_Directive_
Only the lines holding the string "CONCEPTO" are needed. Copy each one.

<<<<

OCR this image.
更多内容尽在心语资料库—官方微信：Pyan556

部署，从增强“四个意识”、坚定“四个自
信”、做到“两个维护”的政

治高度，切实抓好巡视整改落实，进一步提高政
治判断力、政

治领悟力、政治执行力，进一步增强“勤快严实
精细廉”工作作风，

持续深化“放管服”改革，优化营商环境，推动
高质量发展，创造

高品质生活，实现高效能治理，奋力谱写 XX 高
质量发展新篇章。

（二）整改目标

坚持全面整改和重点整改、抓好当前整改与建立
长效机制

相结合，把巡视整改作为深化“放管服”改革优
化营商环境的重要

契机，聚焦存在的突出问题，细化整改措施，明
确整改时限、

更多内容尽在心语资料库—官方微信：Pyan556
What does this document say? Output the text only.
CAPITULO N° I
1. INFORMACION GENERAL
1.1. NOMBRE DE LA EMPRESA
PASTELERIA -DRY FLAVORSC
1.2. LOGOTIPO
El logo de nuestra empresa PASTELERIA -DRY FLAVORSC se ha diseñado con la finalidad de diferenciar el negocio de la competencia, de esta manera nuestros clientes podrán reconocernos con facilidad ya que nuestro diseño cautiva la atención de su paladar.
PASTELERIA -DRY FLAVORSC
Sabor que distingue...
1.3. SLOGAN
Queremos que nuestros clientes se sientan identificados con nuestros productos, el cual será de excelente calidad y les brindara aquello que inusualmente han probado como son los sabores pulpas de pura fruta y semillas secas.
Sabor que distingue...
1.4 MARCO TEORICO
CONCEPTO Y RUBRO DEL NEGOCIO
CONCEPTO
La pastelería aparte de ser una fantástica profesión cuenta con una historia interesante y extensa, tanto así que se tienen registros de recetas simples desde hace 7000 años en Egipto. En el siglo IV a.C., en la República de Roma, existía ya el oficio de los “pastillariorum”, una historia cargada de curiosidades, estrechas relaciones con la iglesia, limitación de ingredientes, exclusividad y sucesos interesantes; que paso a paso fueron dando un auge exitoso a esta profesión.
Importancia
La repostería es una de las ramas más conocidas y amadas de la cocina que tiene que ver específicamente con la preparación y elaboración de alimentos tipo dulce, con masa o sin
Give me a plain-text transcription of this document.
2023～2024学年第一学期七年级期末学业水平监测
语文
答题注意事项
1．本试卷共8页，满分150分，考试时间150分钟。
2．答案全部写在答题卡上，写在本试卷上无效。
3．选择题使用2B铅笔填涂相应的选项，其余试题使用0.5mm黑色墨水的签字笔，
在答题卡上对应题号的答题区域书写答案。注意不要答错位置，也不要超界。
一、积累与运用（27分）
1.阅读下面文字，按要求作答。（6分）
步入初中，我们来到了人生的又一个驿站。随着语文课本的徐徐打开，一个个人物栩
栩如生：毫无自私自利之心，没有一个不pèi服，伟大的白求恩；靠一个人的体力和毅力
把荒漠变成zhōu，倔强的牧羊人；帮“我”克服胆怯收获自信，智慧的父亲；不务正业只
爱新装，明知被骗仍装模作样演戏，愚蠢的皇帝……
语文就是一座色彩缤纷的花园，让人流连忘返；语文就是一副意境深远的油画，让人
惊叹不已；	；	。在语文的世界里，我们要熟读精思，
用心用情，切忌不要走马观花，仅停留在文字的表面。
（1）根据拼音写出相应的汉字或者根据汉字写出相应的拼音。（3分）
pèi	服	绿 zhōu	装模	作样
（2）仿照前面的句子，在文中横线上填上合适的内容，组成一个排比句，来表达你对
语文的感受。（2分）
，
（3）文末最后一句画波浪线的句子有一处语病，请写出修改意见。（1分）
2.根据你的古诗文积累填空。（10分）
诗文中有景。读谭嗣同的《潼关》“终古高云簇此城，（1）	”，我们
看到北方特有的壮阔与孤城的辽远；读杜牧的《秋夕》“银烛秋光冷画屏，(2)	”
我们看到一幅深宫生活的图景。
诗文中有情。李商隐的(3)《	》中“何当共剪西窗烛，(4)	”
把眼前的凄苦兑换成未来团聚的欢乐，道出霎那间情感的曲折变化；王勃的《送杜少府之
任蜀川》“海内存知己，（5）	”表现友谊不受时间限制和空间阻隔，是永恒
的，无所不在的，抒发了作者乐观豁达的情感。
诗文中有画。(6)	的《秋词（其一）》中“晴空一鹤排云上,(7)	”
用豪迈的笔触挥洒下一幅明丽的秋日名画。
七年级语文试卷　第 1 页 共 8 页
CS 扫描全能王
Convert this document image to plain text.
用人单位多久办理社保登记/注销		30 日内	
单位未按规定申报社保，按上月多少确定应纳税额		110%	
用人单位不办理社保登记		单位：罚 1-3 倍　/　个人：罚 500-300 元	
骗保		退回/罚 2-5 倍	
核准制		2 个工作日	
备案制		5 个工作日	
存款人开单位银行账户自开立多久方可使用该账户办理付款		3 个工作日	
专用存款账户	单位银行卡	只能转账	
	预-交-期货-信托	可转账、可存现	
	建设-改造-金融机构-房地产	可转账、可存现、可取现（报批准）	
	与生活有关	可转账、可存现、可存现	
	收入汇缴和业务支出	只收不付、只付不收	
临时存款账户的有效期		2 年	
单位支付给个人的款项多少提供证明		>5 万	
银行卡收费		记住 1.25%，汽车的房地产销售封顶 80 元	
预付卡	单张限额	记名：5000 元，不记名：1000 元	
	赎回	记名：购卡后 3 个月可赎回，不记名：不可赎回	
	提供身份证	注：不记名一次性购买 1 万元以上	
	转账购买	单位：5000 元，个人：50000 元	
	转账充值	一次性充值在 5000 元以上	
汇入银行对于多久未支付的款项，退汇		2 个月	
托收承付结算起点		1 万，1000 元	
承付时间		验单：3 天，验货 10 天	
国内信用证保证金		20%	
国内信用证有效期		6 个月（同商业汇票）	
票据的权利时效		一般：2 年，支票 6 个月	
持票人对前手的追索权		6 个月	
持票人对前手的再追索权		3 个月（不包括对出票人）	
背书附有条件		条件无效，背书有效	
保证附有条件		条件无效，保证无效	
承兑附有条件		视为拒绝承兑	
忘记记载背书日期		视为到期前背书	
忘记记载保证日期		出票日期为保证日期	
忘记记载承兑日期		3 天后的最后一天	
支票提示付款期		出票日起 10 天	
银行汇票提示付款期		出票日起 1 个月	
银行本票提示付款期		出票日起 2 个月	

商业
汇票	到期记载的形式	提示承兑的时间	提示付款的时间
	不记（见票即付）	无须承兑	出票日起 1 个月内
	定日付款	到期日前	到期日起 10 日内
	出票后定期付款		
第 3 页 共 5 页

>>>>

_Answer to the exercise_
CONCEPTO Y RUBRO DEL NEGOCIO
CONCEPTO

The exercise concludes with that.